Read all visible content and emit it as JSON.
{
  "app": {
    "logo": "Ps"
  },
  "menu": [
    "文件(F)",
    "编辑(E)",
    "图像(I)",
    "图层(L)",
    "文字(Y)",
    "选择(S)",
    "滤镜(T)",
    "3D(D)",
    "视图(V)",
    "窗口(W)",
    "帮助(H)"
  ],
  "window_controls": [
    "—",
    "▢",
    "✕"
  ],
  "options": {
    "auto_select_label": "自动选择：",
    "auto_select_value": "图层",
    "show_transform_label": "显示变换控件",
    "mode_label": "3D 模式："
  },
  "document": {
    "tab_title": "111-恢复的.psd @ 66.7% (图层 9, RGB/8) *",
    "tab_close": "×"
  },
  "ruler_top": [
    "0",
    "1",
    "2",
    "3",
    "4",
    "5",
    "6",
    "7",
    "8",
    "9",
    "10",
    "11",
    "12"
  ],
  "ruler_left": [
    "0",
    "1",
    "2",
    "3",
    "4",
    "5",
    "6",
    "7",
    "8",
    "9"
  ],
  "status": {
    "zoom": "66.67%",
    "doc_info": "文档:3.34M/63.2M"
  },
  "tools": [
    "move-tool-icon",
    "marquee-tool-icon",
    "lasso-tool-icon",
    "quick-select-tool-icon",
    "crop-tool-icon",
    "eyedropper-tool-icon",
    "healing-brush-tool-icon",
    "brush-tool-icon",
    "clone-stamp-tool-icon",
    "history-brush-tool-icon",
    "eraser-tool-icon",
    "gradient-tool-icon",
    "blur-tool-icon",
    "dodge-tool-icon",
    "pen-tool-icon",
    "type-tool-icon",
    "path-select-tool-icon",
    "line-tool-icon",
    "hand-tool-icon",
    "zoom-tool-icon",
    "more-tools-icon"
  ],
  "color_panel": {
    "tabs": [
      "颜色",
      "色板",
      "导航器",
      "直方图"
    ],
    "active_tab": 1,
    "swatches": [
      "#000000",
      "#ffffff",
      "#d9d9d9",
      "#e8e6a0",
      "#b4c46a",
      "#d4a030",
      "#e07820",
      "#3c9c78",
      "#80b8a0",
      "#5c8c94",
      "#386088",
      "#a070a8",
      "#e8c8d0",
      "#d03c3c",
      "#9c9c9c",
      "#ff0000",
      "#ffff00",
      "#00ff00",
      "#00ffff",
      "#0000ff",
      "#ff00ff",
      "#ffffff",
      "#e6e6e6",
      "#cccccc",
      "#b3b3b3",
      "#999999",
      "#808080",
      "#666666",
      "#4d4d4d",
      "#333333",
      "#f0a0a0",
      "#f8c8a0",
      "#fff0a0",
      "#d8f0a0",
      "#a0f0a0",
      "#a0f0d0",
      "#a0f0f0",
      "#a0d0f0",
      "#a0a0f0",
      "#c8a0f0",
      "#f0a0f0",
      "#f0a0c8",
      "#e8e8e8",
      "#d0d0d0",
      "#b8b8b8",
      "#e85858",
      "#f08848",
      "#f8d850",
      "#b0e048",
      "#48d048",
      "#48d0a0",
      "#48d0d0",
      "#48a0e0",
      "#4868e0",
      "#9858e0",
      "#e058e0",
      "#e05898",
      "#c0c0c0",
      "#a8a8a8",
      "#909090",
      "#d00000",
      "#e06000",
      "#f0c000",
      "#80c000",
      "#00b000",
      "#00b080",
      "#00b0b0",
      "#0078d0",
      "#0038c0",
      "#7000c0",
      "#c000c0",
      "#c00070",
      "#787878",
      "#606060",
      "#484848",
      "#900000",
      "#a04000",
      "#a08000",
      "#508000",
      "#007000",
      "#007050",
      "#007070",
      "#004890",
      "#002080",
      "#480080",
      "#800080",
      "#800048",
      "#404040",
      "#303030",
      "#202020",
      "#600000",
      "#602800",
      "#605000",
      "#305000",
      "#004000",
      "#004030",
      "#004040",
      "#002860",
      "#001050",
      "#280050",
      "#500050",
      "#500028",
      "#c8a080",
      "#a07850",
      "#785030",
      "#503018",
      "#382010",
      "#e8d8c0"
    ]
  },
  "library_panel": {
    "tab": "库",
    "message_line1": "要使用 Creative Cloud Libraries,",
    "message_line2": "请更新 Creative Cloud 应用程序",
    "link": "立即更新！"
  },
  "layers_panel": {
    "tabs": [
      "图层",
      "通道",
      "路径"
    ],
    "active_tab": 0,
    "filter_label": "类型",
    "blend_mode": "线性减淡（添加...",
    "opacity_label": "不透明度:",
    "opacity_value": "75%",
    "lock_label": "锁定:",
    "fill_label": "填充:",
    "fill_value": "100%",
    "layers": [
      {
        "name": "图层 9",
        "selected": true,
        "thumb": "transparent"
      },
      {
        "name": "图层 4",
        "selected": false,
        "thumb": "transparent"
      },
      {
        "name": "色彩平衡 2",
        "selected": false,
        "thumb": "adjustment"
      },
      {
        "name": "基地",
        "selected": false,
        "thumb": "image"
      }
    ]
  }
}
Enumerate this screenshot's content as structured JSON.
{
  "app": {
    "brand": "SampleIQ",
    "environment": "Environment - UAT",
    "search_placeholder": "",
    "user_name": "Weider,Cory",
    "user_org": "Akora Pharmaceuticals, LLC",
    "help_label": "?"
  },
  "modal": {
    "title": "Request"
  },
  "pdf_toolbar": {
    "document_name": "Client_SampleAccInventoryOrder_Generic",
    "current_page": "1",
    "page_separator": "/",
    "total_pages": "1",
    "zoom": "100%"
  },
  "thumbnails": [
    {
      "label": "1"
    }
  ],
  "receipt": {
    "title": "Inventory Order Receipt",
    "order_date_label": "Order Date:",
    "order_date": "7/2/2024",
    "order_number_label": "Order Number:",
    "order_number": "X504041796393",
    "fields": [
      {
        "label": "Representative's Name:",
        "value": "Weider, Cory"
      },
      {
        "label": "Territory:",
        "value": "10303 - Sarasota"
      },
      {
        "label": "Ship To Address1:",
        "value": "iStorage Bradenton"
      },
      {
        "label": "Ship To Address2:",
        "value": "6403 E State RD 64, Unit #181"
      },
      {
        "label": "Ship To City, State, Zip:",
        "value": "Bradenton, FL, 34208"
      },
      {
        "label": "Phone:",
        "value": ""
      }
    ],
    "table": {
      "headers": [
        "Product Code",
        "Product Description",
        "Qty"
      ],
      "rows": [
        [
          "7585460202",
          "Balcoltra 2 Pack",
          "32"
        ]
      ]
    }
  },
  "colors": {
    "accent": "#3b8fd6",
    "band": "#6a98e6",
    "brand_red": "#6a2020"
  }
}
□ □ □ □
> [WHAT TO WORK ON] Above are the records; copy every line in them that holds the word "brush".

> [EXERCISE RESPONSE]
    "healing-brush-tool-icon",
    "brush-tool-icon",
    "history-brush-tool-icon",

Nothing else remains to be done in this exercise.